AIM OF THE TASK:
All records should be reproduced verbatim.

DATA TO USE:
- - -
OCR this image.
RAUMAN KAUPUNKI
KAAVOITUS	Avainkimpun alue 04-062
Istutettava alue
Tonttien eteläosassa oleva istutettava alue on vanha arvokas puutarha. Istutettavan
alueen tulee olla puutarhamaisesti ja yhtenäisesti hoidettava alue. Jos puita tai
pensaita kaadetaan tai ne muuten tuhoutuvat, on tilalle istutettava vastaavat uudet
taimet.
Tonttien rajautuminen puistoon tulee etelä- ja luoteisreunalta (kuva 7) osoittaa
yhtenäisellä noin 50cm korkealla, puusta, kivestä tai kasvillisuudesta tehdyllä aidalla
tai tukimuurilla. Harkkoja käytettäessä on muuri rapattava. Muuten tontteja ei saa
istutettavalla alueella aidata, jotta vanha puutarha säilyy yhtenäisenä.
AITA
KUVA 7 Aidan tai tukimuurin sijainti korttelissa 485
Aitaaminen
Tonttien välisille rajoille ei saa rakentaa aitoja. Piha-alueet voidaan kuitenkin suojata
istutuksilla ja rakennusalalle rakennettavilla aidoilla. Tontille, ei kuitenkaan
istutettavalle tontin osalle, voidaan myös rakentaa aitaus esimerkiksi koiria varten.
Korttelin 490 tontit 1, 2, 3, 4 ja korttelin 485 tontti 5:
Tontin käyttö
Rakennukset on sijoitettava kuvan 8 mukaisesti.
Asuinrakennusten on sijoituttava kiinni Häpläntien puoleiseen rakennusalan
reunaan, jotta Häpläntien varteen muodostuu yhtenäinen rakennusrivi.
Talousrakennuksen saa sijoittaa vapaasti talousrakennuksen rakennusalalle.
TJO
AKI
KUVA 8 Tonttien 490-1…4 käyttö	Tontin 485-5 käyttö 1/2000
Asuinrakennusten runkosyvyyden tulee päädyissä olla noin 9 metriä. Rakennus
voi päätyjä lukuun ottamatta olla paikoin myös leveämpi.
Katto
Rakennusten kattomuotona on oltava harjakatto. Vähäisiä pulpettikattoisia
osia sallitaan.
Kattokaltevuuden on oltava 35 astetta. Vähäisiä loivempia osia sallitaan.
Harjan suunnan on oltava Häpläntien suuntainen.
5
- - -
FULL RESPONSE:
OCR this image.
RAUMAN KAUPUNKI
KAAVOITUS	Avainkimpun alue 04-062
Istutettava alue
Tonttien eteläosassa oleva istutettava alue on vanha arvokas puutarha. Istutettavan
alueen tulee olla puutarhamaisesti ja yhtenäisesti hoidettava alue. Jos puita tai
pensaita kaadetaan tai ne muuten tuhoutuvat, on tilalle istutettava vastaavat uudet
taimet.
Tonttien rajautuminen puistoon tulee etelä- ja luoteisreunalta (kuva 7) osoittaa
yhtenäisellä noin 50cm korkealla, puusta, kivestä tai kasvillisuudesta tehdyllä aidalla
tai tukimuurilla. Harkkoja käytettäessä on muuri rapattava. Muuten tontteja ei saa
istutettavalla alueella aidata, jotta vanha puutarha säilyy yhtenäisenä.
AITA
KUVA 7 Aidan tai tukimuurin sijainti korttelissa 485
Aitaaminen
Tonttien välisille rajoille ei saa rakentaa aitoja. Piha-alueet voidaan kuitenkin suojata
istutuksilla ja rakennusalalle rakennettavilla aidoilla. Tontille, ei kuitenkaan
istutettavalle tontin osalle, voidaan myös rakentaa aitaus esimerkiksi koiria varten.
Korttelin 490 tontit 1, 2, 3, 4 ja korttelin 485 tontti 5:
Tontin käyttö
Rakennukset on sijoitettava kuvan 8 mukaisesti.
Asuinrakennusten on sijoituttava kiinni Häpläntien puoleiseen rakennusalan
reunaan, jotta Häpläntien varteen muodostuu yhtenäinen rakennusrivi.
Talousrakennuksen saa sijoittaa vapaasti talousrakennuksen rakennusalalle.
TJO
AKI
KUVA 8 Tonttien 490-1…4 käyttö	Tontin 485-5 käyttö 1/2000
Asuinrakennusten runkosyvyyden tulee päädyissä olla noin 9 metriä. Rakennus
voi päätyjä lukuun ottamatta olla paikoin myös leveämpi.
Katto
Rakennusten kattomuotona on oltava harjakatto. Vähäisiä pulpettikattoisia
osia sallitaan.
Kattokaltevuuden on oltava 35 astetta. Vähäisiä loivempia osia sallitaan.
Harjan suunnan on oltava Häpläntien suuntainen.
5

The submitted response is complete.